**Your objective**
Pictures in the records should not be copied, but every other part must be repeated exactly.

(Data entries)
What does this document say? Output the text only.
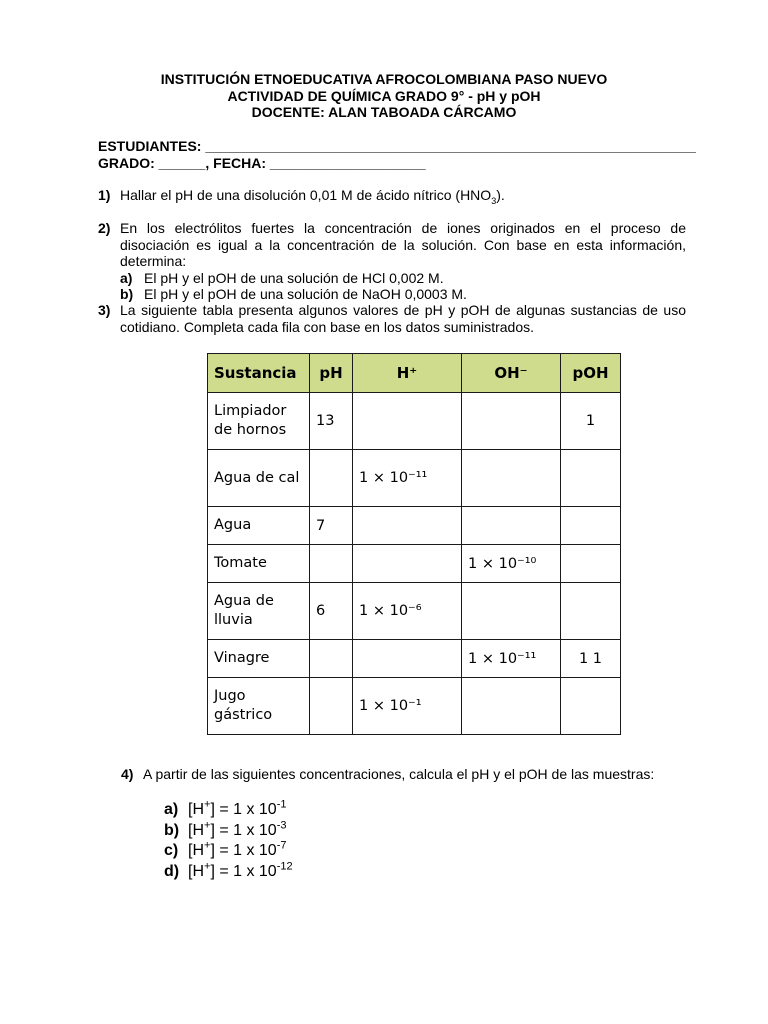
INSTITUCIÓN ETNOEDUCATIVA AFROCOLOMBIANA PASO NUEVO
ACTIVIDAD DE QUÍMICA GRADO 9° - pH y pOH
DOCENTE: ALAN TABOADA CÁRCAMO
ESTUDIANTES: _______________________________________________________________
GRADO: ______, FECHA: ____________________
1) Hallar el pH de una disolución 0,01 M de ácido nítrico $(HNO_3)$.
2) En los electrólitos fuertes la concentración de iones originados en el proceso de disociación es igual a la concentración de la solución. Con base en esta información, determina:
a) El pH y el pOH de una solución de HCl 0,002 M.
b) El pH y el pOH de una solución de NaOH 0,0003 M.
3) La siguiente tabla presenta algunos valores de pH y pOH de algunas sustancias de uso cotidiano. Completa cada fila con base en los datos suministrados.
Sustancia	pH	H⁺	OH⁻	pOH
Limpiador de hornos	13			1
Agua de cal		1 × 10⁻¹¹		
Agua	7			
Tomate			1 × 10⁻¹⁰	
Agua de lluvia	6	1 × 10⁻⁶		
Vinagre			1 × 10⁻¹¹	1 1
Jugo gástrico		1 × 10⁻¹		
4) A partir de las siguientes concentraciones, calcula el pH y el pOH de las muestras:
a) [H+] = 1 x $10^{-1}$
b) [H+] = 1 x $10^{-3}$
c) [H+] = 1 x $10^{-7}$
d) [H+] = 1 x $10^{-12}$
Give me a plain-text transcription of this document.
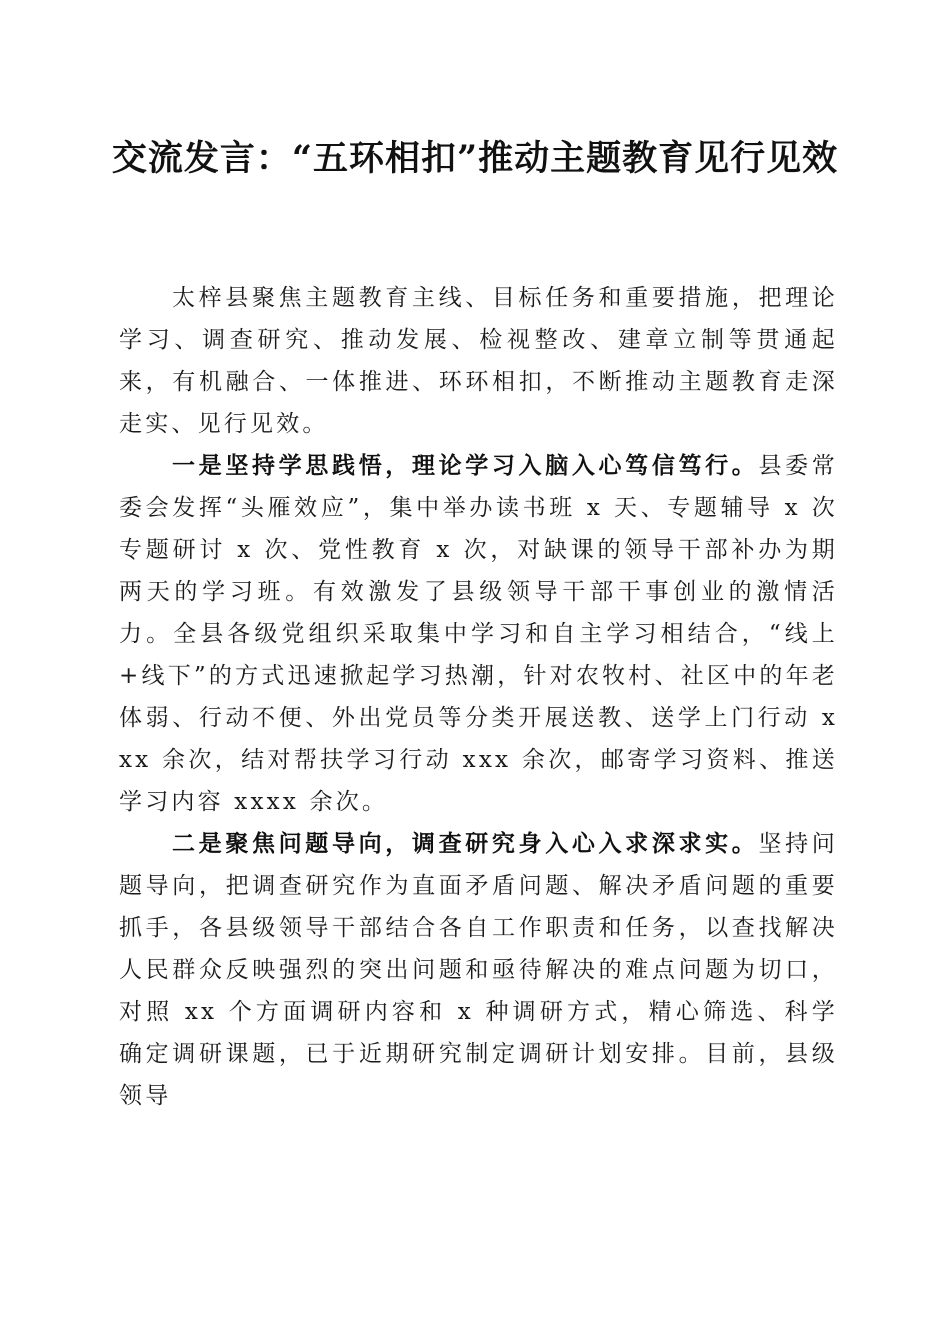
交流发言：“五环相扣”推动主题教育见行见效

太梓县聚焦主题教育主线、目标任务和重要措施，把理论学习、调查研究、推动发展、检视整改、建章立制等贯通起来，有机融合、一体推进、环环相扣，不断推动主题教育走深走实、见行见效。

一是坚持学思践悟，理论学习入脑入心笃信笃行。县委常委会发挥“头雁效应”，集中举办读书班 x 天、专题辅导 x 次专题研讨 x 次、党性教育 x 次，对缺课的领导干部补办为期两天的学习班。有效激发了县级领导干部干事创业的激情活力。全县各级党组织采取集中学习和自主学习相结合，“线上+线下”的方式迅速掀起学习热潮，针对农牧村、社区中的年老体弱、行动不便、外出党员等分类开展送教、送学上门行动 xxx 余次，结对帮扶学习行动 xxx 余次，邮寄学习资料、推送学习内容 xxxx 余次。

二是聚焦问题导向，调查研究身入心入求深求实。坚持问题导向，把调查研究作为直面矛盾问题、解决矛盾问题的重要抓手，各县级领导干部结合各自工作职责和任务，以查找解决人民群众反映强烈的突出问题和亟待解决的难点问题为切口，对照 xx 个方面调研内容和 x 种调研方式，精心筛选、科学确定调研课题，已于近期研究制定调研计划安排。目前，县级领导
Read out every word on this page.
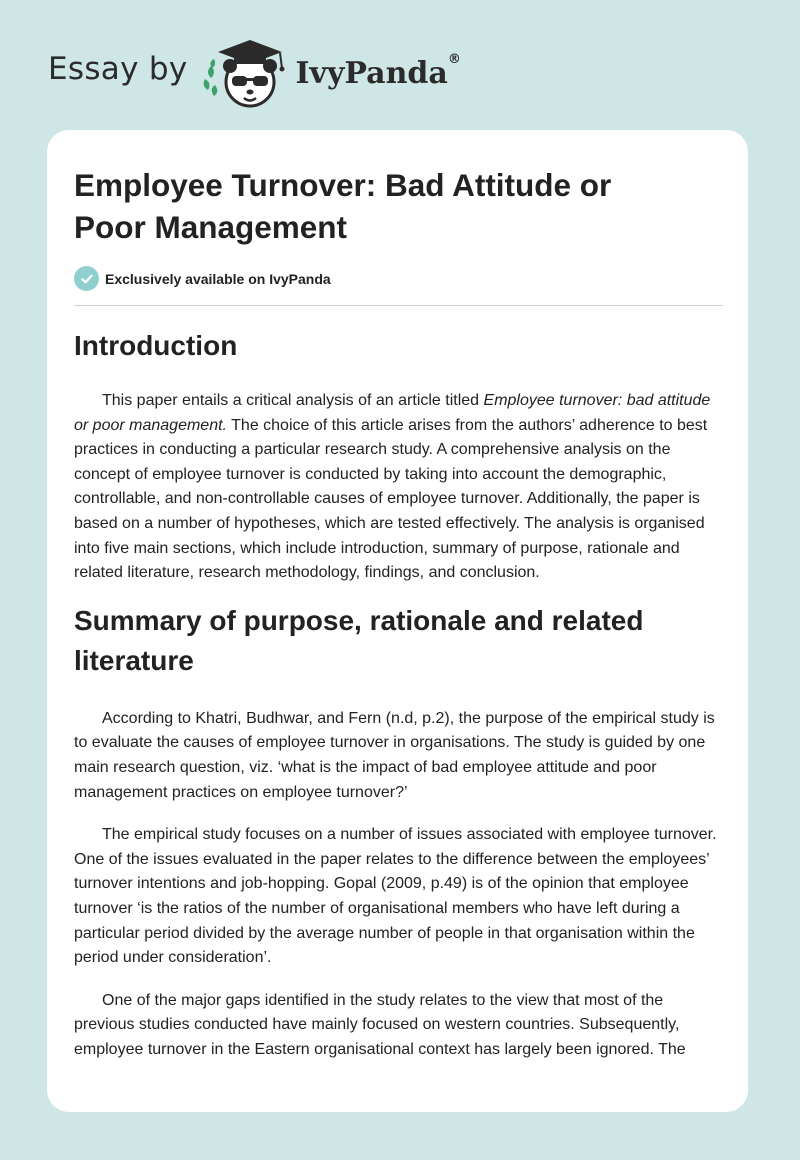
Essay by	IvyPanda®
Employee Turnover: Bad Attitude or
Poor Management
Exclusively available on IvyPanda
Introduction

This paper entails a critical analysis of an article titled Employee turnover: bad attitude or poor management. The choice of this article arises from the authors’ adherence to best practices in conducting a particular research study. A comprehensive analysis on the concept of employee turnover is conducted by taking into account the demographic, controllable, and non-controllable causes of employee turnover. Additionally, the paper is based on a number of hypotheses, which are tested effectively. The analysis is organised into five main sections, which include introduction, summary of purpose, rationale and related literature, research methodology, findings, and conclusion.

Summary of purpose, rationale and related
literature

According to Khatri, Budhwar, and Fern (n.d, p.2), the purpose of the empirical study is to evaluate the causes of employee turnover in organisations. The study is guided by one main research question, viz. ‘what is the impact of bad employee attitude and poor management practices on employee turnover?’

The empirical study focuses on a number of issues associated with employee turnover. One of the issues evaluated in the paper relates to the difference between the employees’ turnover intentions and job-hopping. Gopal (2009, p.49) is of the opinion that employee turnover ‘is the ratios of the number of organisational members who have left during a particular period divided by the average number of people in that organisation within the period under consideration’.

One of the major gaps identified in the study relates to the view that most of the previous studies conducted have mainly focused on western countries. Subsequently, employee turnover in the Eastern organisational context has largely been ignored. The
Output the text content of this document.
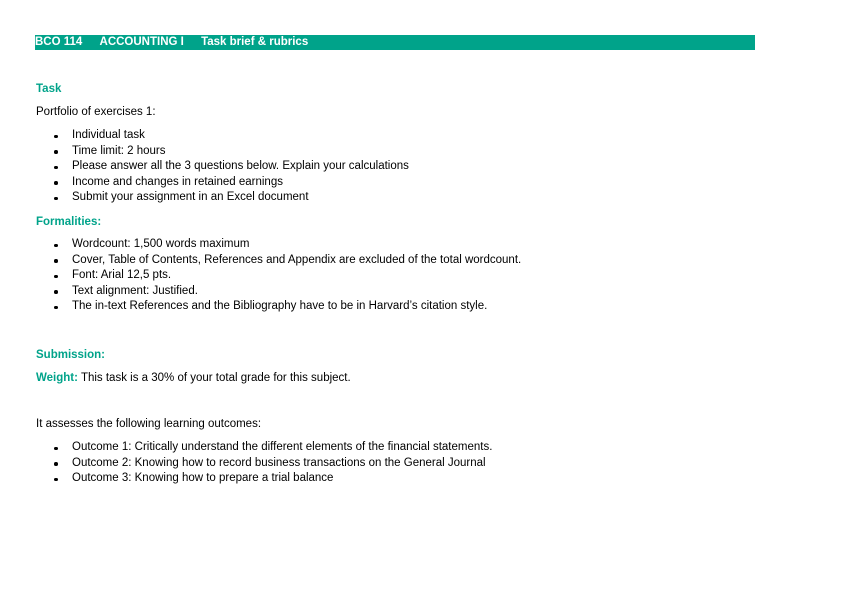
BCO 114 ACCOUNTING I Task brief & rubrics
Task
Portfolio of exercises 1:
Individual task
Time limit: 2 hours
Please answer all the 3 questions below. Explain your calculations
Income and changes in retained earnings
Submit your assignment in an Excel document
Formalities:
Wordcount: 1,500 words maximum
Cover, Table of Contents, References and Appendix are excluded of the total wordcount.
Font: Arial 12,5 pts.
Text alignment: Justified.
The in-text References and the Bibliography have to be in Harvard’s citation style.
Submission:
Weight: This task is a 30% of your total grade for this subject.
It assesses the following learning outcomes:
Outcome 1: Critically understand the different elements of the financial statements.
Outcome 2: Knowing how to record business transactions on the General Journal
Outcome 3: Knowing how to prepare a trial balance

**Exercise output**
What does this document say? Output the text only.
INSTITUCIÓN ETNOEDUCATIVA AFROCOLOMBIANA PASO NUEVO
ACTIVIDAD DE QUÍMICA GRADO 9° - pH y pOH
DOCENTE: ALAN TABOADA CÁRCAMO
ESTUDIANTES: _______________________________________________________________
GRADO: ______, FECHA: ____________________
1) Hallar el pH de una disolución 0,01 M de ácido nítrico $(HNO_3)$.
2) En los electrólitos fuertes la concentración de iones originados en el proceso de disociación es igual a la concentración de la solución. Con base en esta información, determina:
a) El pH y el pOH de una solución de HCl 0,002 M.
b) El pH y el pOH de una solución de NaOH 0,0003 M.
3) La siguiente tabla presenta algunos valores de pH y pOH de algunas sustancias de uso cotidiano. Completa cada fila con base en los datos suministrados.
Sustancia	pH	H⁺	OH⁻	pOH
Limpiador de hornos	13			1
Agua de cal		1 × 10⁻¹¹		
Agua	7			
Tomate			1 × 10⁻¹⁰	
Agua de lluvia	6	1 × 10⁻⁶		
Vinagre			1 × 10⁻¹¹	1 1
Jugo gástrico		1 × 10⁻¹		
4) A partir de las siguientes concentraciones, calcula el pH y el pOH de las muestras:
a) [H+] = 1 x $10^{-1}$
b) [H+] = 1 x $10^{-3}$
c) [H+] = 1 x $10^{-7}$
d) [H+] = 1 x $10^{-12}$
Give me a plain-text transcription of this document.
交流发言：“五环相扣”推动主题教育见行见效

太梓县聚焦主题教育主线、目标任务和重要措施，把理论学习、调查研究、推动发展、检视整改、建章立制等贯通起来，有机融合、一体推进、环环相扣，不断推动主题教育走深走实、见行见效。

一是坚持学思践悟，理论学习入脑入心笃信笃行。县委常委会发挥“头雁效应”，集中举办读书班 x 天、专题辅导 x 次专题研讨 x 次、党性教育 x 次，对缺课的领导干部补办为期两天的学习班。有效激发了县级领导干部干事创业的激情活力。全县各级党组织采取集中学习和自主学习相结合，“线上+线下”的方式迅速掀起学习热潮，针对农牧村、社区中的年老体弱、行动不便、外出党员等分类开展送教、送学上门行动 xxx 余次，结对帮扶学习行动 xxx 余次，邮寄学习资料、推送学习内容 xxxx 余次。

二是聚焦问题导向，调查研究身入心入求深求实。坚持问题导向，把调查研究作为直面矛盾问题、解决矛盾问题的重要抓手，各县级领导干部结合各自工作职责和任务，以查找解决人民群众反映强烈的突出问题和亟待解决的难点问题为切口，对照 xx 个方面调研内容和 x 种调研方式，精心筛选、科学确定调研课题，已于近期研究制定调研计划安排。目前，县级领导
Read out every word on this page.
Essay by	IvyPanda®
Employee Turnover: Bad Attitude or
Poor Management
Exclusively available on IvyPanda
Introduction

This paper entails a critical analysis of an article titled Employee turnover: bad attitude or poor management. The choice of this article arises from the authors’ adherence to best practices in conducting a particular research study. A comprehensive analysis on the concept of employee turnover is conducted by taking into account the demographic, controllable, and non-controllable causes of employee turnover. Additionally, the paper is based on a number of hypotheses, which are tested effectively. The analysis is organised into five main sections, which include introduction, summary of purpose, rationale and related literature, research methodology, findings, and conclusion.

Summary of purpose, rationale and related
literature

According to Khatri, Budhwar, and Fern (n.d, p.2), the purpose of the empirical study is to evaluate the causes of employee turnover in organisations. The study is guided by one main research question, viz. ‘what is the impact of bad employee attitude and poor management practices on employee turnover?’

The empirical study focuses on a number of issues associated with employee turnover. One of the issues evaluated in the paper relates to the difference between the employees’ turnover intentions and job-hopping. Gopal (2009, p.49) is of the opinion that employee turnover ‘is the ratios of the number of organisational members who have left during a particular period divided by the average number of people in that organisation within the period under consideration’.

One of the major gaps identified in the study relates to the view that most of the previous studies conducted have mainly focused on western countries. Subsequently, employee turnover in the Eastern organisational context has largely been ignored. The
Output the text content of this document.
BCO 114 ACCOUNTING I Task brief & rubrics
Task
Portfolio of exercises 1:
Individual task
Time limit: 2 hours
Please answer all the 3 questions below. Explain your calculations
Income and changes in retained earnings
Submit your assignment in an Excel document
Formalities:
Wordcount: 1,500 words maximum
Cover, Table of Contents, References and Appendix are excluded of the total wordcount.
Font: Arial 12,5 pts.
Text alignment: Justified.
The in-text References and the Bibliography have to be in Harvard’s citation style.
Submission:
Weight: This task is a 30% of your total grade for this subject.
It assesses the following learning outcomes:
Outcome 1: Critically understand the different elements of the financial statements.
Outcome 2: Knowing how to record business transactions on the General Journal
Outcome 3: Knowing how to prepare a trial balance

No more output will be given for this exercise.